__GIVEN DATA__.
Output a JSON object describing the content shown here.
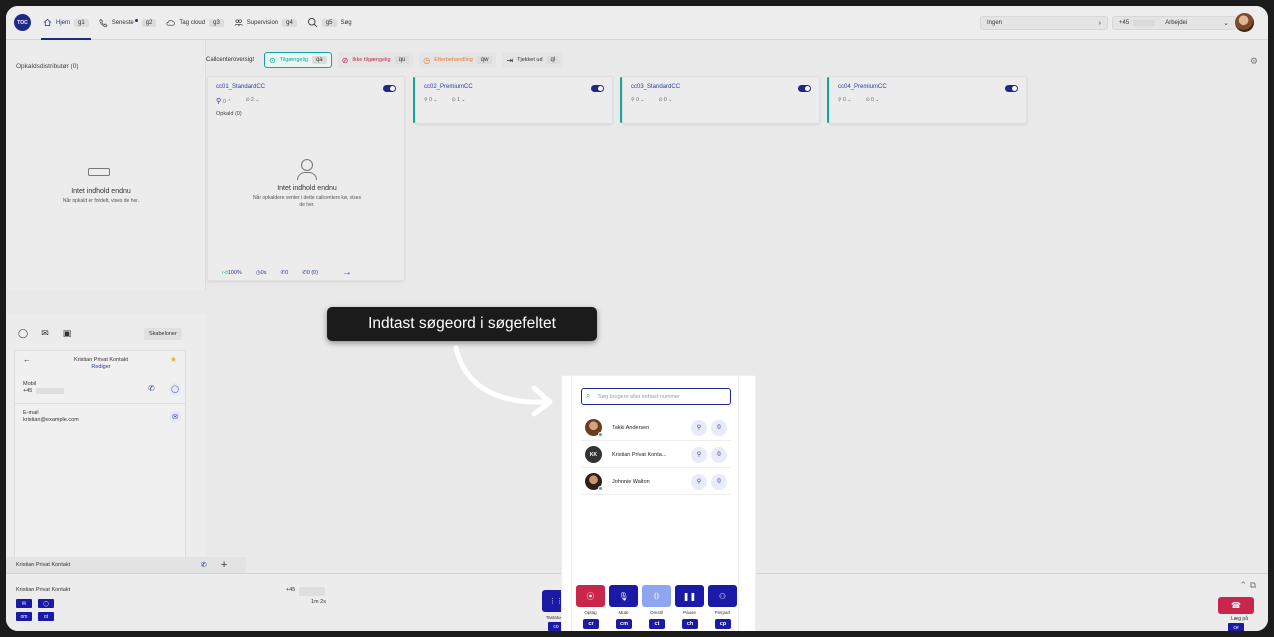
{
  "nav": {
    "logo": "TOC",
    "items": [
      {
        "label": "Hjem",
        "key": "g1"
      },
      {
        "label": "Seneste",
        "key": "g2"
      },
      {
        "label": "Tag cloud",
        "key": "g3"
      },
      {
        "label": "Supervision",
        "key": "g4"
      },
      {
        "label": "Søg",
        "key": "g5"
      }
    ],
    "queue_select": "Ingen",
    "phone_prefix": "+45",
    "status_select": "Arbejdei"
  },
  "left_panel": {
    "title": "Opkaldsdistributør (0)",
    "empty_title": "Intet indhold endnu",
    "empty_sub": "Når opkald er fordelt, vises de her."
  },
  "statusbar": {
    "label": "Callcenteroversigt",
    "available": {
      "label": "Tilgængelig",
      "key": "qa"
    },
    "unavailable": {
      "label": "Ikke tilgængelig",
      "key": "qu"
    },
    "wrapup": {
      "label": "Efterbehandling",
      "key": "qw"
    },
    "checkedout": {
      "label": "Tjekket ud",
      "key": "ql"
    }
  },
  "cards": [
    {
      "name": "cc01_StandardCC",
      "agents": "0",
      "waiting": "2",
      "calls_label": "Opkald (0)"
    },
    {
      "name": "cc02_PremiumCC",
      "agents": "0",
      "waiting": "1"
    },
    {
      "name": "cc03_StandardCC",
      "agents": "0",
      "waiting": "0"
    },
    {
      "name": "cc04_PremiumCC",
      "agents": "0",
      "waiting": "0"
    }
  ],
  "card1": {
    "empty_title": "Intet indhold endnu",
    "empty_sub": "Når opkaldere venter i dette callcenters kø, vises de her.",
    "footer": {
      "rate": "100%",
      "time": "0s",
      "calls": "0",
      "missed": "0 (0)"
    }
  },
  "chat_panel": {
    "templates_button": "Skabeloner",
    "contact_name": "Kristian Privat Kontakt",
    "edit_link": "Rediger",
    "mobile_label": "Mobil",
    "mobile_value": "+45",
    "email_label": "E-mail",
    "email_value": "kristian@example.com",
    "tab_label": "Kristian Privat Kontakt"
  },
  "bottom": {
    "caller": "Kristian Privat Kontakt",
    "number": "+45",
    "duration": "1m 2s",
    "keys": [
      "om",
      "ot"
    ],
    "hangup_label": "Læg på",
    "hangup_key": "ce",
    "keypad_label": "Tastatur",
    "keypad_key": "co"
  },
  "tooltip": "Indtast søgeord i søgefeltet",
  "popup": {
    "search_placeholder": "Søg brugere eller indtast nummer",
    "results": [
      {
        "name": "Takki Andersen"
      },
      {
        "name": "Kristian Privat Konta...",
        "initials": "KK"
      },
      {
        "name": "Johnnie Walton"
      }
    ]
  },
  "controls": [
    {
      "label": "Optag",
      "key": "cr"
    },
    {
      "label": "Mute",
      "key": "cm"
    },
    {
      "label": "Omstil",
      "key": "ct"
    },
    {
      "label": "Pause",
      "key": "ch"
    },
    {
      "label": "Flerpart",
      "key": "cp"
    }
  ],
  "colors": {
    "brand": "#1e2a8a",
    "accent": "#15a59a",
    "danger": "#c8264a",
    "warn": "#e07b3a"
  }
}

__TASK OBJECTIVE__. Give only the number of lines in the material above that hold the word "waiting".

__RESULT__. 4